Request> Check each line of the listing for the word "delineated" and report how many lines contain it, giving nothing but the number.

— Begin Records for processing —

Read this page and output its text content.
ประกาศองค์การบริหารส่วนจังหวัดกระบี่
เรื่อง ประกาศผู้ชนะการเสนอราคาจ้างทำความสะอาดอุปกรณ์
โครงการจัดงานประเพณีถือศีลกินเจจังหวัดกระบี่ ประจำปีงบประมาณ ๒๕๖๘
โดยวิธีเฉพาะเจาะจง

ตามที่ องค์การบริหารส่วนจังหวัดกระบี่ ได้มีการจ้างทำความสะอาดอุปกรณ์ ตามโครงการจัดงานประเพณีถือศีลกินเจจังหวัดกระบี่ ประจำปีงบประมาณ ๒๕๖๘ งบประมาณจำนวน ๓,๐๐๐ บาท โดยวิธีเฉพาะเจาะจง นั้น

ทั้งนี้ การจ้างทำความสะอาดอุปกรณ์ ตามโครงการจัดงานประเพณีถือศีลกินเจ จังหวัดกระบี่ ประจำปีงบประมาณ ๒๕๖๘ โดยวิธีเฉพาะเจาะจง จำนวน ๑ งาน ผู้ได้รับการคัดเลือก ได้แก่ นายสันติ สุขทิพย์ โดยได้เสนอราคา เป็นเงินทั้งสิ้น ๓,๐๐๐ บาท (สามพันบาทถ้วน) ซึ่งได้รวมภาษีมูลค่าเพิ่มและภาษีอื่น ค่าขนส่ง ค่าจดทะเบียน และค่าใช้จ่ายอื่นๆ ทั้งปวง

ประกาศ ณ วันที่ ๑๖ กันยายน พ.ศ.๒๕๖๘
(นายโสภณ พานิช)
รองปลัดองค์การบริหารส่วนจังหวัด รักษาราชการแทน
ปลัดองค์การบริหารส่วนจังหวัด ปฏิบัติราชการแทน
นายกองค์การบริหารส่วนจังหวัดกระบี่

— End Records for processing —
— Begin Records for processing —

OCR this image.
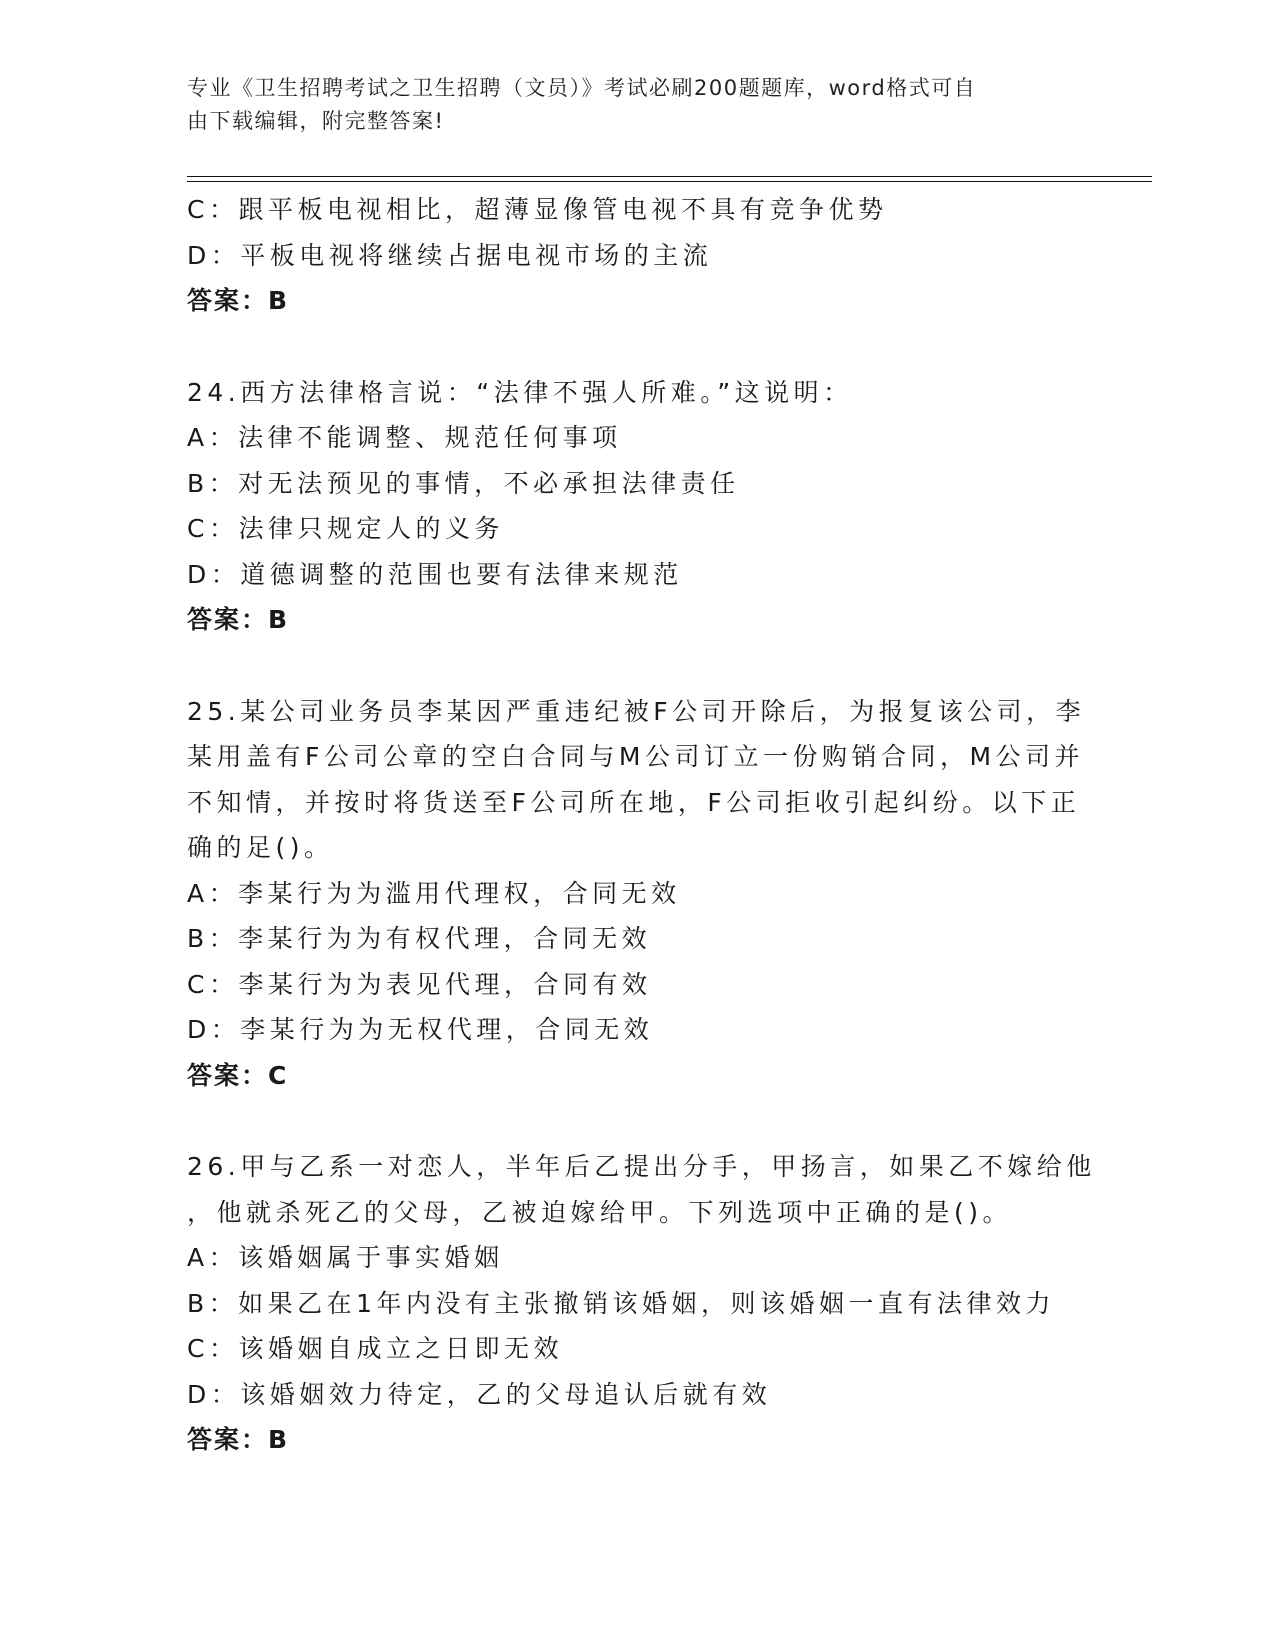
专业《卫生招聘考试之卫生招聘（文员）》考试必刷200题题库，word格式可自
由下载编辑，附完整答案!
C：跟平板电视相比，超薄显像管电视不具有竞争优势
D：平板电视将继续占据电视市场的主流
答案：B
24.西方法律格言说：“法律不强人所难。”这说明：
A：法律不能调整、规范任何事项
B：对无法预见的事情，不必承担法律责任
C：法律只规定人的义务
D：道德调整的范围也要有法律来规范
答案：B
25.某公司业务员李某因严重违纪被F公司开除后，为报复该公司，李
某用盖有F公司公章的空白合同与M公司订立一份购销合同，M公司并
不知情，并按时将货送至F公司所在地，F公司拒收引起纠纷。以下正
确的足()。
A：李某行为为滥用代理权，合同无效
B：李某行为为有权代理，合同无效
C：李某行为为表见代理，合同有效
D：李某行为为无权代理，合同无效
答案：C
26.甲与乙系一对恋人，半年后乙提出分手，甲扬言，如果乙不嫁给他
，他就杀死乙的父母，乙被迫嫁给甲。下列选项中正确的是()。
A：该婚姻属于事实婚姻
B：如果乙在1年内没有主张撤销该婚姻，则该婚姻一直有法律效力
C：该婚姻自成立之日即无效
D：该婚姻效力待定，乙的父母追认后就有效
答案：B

— End Records for processing —
— Begin Records for processing —

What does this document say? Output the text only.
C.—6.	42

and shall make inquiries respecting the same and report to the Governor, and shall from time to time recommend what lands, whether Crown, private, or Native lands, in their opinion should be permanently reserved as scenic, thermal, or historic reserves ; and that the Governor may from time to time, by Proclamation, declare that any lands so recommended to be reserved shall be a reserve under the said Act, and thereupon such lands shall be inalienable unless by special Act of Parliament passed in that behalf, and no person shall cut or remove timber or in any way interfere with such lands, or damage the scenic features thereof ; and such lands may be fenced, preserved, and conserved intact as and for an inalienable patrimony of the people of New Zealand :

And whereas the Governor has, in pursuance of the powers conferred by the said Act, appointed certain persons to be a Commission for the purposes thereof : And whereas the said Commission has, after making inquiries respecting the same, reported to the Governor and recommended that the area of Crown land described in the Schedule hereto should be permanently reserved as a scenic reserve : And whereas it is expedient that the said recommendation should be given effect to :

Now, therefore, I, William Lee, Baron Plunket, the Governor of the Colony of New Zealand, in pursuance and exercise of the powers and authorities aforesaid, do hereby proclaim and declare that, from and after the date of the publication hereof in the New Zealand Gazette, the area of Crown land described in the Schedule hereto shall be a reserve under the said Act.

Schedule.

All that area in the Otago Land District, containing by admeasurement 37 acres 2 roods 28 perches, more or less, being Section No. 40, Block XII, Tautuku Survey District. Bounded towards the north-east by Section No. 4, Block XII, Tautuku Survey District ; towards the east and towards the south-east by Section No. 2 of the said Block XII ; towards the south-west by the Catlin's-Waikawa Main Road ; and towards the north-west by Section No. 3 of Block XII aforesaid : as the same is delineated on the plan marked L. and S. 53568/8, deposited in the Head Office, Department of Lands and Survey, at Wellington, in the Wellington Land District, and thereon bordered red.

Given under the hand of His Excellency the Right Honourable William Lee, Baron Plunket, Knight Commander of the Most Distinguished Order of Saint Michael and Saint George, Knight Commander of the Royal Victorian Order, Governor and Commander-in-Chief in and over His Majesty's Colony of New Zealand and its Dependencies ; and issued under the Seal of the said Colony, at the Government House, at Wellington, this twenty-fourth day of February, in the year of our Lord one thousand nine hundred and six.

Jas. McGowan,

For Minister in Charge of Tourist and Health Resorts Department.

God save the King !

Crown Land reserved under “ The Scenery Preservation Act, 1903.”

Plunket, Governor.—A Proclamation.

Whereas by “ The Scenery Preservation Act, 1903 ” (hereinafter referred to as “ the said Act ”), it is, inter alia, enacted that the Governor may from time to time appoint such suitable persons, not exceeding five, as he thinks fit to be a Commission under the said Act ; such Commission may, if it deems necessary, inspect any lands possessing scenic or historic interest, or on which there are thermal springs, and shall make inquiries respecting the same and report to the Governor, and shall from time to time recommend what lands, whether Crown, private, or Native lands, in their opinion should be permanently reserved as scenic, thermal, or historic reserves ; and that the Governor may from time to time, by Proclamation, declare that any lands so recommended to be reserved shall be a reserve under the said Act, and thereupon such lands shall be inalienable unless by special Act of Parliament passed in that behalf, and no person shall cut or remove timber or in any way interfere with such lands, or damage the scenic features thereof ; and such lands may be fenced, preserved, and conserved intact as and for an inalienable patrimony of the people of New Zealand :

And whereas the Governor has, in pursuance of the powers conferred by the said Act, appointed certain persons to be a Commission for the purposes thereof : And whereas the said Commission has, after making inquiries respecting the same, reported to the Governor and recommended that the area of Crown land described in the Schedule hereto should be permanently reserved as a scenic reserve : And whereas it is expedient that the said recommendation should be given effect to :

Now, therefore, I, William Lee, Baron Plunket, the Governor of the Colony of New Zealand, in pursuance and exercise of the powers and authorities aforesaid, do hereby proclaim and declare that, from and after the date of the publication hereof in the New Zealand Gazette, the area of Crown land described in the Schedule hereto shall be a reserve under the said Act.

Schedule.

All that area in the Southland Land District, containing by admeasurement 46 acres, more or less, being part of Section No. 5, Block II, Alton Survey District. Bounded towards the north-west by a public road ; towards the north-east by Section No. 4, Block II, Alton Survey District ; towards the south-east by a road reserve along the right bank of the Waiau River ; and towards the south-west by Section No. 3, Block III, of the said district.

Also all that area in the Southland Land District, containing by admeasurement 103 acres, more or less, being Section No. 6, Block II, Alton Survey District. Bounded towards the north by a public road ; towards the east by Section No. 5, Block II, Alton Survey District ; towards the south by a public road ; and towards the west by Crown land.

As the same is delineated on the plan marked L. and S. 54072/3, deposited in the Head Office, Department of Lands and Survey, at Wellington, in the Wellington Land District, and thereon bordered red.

— End Records for processing —

Result for this exercise> 2